** Exercise brief **
Your task is to repeat all of the material exactly.

──────── Given entries

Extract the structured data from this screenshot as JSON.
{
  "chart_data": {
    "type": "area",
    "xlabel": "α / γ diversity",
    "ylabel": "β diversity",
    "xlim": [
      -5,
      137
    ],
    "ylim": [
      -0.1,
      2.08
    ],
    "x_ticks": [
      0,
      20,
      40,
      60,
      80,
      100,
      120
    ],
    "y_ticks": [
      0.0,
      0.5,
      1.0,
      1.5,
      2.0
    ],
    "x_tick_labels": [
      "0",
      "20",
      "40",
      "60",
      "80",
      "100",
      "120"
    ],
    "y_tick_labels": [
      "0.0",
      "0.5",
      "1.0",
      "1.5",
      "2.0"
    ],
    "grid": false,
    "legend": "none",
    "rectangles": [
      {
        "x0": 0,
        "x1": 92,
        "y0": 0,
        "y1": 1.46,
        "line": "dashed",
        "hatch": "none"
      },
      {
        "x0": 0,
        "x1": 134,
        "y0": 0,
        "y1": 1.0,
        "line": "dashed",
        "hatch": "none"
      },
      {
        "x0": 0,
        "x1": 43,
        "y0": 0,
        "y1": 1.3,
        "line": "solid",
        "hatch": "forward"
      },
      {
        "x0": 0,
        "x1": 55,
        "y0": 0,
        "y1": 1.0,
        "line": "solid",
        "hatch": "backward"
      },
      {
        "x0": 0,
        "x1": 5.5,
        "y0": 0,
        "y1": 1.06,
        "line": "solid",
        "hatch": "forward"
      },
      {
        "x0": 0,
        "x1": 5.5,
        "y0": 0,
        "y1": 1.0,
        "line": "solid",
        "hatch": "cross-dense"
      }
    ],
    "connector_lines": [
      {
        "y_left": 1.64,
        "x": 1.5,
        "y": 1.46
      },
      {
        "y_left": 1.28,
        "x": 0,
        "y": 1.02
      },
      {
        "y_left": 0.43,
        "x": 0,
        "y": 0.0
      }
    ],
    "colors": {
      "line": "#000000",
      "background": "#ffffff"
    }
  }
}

────────────────

** Exercise response **
Extract the structured data from this screenshot as JSON.
{
  "chart_data": {
    "type": "area",
    "xlabel": "α / γ diversity",
    "ylabel": "β diversity",
    "xlim": [
      -5,
      137
    ],
    "ylim": [
      -0.1,
      2.08
    ],
    "x_ticks": [
      0,
      20,
      40,
      60,
      80,
      100,
      120
    ],
    "y_ticks": [
      0.0,
      0.5,
      1.0,
      1.5,
      2.0
    ],
    "x_tick_labels": [
      "0",
      "20",
      "40",
      "60",
      "80",
      "100",
      "120"
    ],
    "y_tick_labels": [
      "0.0",
      "0.5",
      "1.0",
      "1.5",
      "2.0"
    ],
    "grid": false,
    "legend": "none",
    "rectangles": [
      {
        "x0": 0,
        "x1": 92,
        "y0": 0,
        "y1": 1.46,
        "line": "dashed",
        "hatch": "none"
      },
      {
        "x0": 0,
        "x1": 134,
        "y0": 0,
        "y1": 1.0,
        "line": "dashed",
        "hatch": "none"
      },
      {
        "x0": 0,
        "x1": 43,
        "y0": 0,
        "y1": 1.3,
        "line": "solid",
        "hatch": "forward"
      },
      {
        "x0": 0,
        "x1": 55,
        "y0": 0,
        "y1": 1.0,
        "line": "solid",
        "hatch": "backward"
      },
      {
        "x0": 0,
        "x1": 5.5,
        "y0": 0,
        "y1": 1.06,
        "line": "solid",
        "hatch": "forward"
      },
      {
        "x0": 0,
        "x1": 5.5,
        "y0": 0,
        "y1": 1.0,
        "line": "solid",
        "hatch": "cross-dense"
      }
    ],
    "connector_lines": [
      {
        "y_left": 1.64,
        "x": 1.5,
        "y": 1.46
      },
      {
        "y_left": 1.28,
        "x": 0,
        "y": 1.02
      },
      {
        "y_left": 0.43,
        "x": 0,
        "y": 0.0
      }
    ],
    "colors": {
      "line": "#000000",
      "background": "#ffffff"
    }
  }
}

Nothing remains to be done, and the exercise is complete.